Dataset listings of figures:
.....

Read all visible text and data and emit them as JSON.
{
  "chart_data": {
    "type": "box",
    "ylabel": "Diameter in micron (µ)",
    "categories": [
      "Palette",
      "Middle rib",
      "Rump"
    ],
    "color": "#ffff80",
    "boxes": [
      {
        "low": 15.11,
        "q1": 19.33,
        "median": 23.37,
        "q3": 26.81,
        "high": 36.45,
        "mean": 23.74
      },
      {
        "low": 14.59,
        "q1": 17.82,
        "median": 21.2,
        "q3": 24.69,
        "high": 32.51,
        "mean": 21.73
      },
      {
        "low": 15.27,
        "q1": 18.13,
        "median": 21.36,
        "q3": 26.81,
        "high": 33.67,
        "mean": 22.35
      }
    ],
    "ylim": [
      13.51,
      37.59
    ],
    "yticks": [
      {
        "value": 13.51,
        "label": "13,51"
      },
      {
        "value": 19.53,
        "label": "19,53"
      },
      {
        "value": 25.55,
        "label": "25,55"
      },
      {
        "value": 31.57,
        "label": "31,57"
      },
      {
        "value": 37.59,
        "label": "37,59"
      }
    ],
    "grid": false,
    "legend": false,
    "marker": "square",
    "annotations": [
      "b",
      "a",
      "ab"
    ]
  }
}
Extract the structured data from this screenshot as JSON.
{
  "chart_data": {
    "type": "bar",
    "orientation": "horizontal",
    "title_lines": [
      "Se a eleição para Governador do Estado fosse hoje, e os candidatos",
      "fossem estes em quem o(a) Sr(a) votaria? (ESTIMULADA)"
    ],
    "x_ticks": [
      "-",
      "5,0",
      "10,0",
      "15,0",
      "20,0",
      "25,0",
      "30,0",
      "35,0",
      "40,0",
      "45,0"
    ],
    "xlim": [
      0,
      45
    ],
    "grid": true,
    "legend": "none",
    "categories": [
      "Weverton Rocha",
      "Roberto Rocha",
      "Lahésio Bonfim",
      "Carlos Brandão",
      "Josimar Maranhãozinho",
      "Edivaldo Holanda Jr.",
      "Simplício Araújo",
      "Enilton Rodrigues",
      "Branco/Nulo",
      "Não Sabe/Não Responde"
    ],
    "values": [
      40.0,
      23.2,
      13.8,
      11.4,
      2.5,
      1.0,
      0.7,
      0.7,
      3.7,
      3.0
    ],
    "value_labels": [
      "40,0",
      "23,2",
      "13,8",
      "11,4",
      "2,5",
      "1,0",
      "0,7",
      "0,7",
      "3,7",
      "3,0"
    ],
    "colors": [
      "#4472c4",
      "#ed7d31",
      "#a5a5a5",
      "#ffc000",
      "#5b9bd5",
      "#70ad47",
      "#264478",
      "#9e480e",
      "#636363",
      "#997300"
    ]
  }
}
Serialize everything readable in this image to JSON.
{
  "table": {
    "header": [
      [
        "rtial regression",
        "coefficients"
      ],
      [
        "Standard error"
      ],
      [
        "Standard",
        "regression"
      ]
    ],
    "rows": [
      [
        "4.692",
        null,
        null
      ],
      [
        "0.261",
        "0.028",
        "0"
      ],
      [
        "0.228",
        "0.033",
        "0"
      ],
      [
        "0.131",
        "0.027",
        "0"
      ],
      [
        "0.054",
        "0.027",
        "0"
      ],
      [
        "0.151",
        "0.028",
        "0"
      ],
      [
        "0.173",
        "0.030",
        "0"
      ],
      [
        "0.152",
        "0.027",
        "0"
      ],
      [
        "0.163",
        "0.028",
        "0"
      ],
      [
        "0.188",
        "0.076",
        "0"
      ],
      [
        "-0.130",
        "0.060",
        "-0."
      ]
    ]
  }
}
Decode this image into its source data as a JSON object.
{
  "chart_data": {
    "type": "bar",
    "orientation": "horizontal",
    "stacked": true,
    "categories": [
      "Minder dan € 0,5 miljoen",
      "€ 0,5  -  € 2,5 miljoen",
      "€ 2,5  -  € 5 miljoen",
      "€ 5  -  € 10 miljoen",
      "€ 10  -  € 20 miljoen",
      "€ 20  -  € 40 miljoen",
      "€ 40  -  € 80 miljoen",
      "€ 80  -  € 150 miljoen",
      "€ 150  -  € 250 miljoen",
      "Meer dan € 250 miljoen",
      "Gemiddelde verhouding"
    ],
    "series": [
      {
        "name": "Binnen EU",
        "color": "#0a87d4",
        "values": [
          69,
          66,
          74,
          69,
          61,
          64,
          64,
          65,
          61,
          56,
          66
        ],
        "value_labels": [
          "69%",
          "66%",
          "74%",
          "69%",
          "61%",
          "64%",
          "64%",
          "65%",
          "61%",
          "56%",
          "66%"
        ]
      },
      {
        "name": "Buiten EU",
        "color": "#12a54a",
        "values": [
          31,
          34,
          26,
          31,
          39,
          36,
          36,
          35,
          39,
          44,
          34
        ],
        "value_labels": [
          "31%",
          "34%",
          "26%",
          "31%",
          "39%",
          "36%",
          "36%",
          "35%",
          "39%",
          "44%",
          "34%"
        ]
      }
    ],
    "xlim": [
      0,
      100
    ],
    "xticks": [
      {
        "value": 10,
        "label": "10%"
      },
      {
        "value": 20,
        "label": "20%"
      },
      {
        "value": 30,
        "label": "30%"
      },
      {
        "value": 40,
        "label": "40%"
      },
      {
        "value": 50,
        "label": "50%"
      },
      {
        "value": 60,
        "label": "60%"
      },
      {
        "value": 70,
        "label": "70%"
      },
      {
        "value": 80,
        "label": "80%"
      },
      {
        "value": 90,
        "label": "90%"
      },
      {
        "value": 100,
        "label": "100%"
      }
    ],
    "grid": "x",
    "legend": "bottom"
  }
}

.....

- WRITTEN PROBLEM
Exactly as shown above, return every record.

- ANSWER TO THE PROBLEM
Read all visible text and data and emit them as JSON.
{
  "chart_data": {
    "type": "box",
    "ylabel": "Diameter in micron (µ)",
    "categories": [
      "Palette",
      "Middle rib",
      "Rump"
    ],
    "color": "#ffff80",
    "boxes": [
      {
        "low": 15.11,
        "q1": 19.33,
        "median": 23.37,
        "q3": 26.81,
        "high": 36.45,
        "mean": 23.74
      },
      {
        "low": 14.59,
        "q1": 17.82,
        "median": 21.2,
        "q3": 24.69,
        "high": 32.51,
        "mean": 21.73
      },
      {
        "low": 15.27,
        "q1": 18.13,
        "median": 21.36,
        "q3": 26.81,
        "high": 33.67,
        "mean": 22.35
      }
    ],
    "ylim": [
      13.51,
      37.59
    ],
    "yticks": [
      {
        "value": 13.51,
        "label": "13,51"
      },
      {
        "value": 19.53,
        "label": "19,53"
      },
      {
        "value": 25.55,
        "label": "25,55"
      },
      {
        "value": 31.57,
        "label": "31,57"
      },
      {
        "value": 37.59,
        "label": "37,59"
      }
    ],
    "grid": false,
    "legend": false,
    "marker": "square",
    "annotations": [
      "b",
      "a",
      "ab"
    ]
  }
}
Extract the structured data from this screenshot as JSON.
{
  "chart_data": {
    "type": "bar",
    "orientation": "horizontal",
    "title_lines": [
      "Se a eleição para Governador do Estado fosse hoje, e os candidatos",
      "fossem estes em quem o(a) Sr(a) votaria? (ESTIMULADA)"
    ],
    "x_ticks": [
      "-",
      "5,0",
      "10,0",
      "15,0",
      "20,0",
      "25,0",
      "30,0",
      "35,0",
      "40,0",
      "45,0"
    ],
    "xlim": [
      0,
      45
    ],
    "grid": true,
    "legend": "none",
    "categories": [
      "Weverton Rocha",
      "Roberto Rocha",
      "Lahésio Bonfim",
      "Carlos Brandão",
      "Josimar Maranhãozinho",
      "Edivaldo Holanda Jr.",
      "Simplício Araújo",
      "Enilton Rodrigues",
      "Branco/Nulo",
      "Não Sabe/Não Responde"
    ],
    "values": [
      40.0,
      23.2,
      13.8,
      11.4,
      2.5,
      1.0,
      0.7,
      0.7,
      3.7,
      3.0
    ],
    "value_labels": [
      "40,0",
      "23,2",
      "13,8",
      "11,4",
      "2,5",
      "1,0",
      "0,7",
      "0,7",
      "3,7",
      "3,0"
    ],
    "colors": [
      "#4472c4",
      "#ed7d31",
      "#a5a5a5",
      "#ffc000",
      "#5b9bd5",
      "#70ad47",
      "#264478",
      "#9e480e",
      "#636363",
      "#997300"
    ]
  }
}
Serialize everything readable in this image to JSON.
{
  "table": {
    "header": [
      [
        "rtial regression",
        "coefficients"
      ],
      [
        "Standard error"
      ],
      [
        "Standard",
        "regression"
      ]
    ],
    "rows": [
      [
        "4.692",
        null,
        null
      ],
      [
        "0.261",
        "0.028",
        "0"
      ],
      [
        "0.228",
        "0.033",
        "0"
      ],
      [
        "0.131",
        "0.027",
        "0"
      ],
      [
        "0.054",
        "0.027",
        "0"
      ],
      [
        "0.151",
        "0.028",
        "0"
      ],
      [
        "0.173",
        "0.030",
        "0"
      ],
      [
        "0.152",
        "0.027",
        "0"
      ],
      [
        "0.163",
        "0.028",
        "0"
      ],
      [
        "0.188",
        "0.076",
        "0"
      ],
      [
        "-0.130",
        "0.060",
        "-0."
      ]
    ]
  }
}
Decode this image into its source data as a JSON object.
{
  "chart_data": {
    "type": "bar",
    "orientation": "horizontal",
    "stacked": true,
    "categories": [
      "Minder dan € 0,5 miljoen",
      "€ 0,5  -  € 2,5 miljoen",
      "€ 2,5  -  € 5 miljoen",
      "€ 5  -  € 10 miljoen",
      "€ 10  -  € 20 miljoen",
      "€ 20  -  € 40 miljoen",
      "€ 40  -  € 80 miljoen",
      "€ 80  -  € 150 miljoen",
      "€ 150  -  € 250 miljoen",
      "Meer dan € 250 miljoen",
      "Gemiddelde verhouding"
    ],
    "series": [
      {
        "name": "Binnen EU",
        "color": "#0a87d4",
        "values": [
          69,
          66,
          74,
          69,
          61,
          64,
          64,
          65,
          61,
          56,
          66
        ],
        "value_labels": [
          "69%",
          "66%",
          "74%",
          "69%",
          "61%",
          "64%",
          "64%",
          "65%",
          "61%",
          "56%",
          "66%"
        ]
      },
      {
        "name": "Buiten EU",
        "color": "#12a54a",
        "values": [
          31,
          34,
          26,
          31,
          39,
          36,
          36,
          35,
          39,
          44,
          34
        ],
        "value_labels": [
          "31%",
          "34%",
          "26%",
          "31%",
          "39%",
          "36%",
          "36%",
          "35%",
          "39%",
          "44%",
          "34%"
        ]
      }
    ],
    "xlim": [
      0,
      100
    ],
    "xticks": [
      {
        "value": 10,
        "label": "10%"
      },
      {
        "value": 20,
        "label": "20%"
      },
      {
        "value": 30,
        "label": "30%"
      },
      {
        "value": 40,
        "label": "40%"
      },
      {
        "value": 50,
        "label": "50%"
      },
      {
        "value": 60,
        "label": "60%"
      },
      {
        "value": 70,
        "label": "70%"
      },
      {
        "value": 80,
        "label": "80%"
      },
      {
        "value": 90,
        "label": "90%"
      },
      {
        "value": 100,
        "label": "100%"
      }
    ],
    "grid": "x",
    "legend": "bottom"
  }
}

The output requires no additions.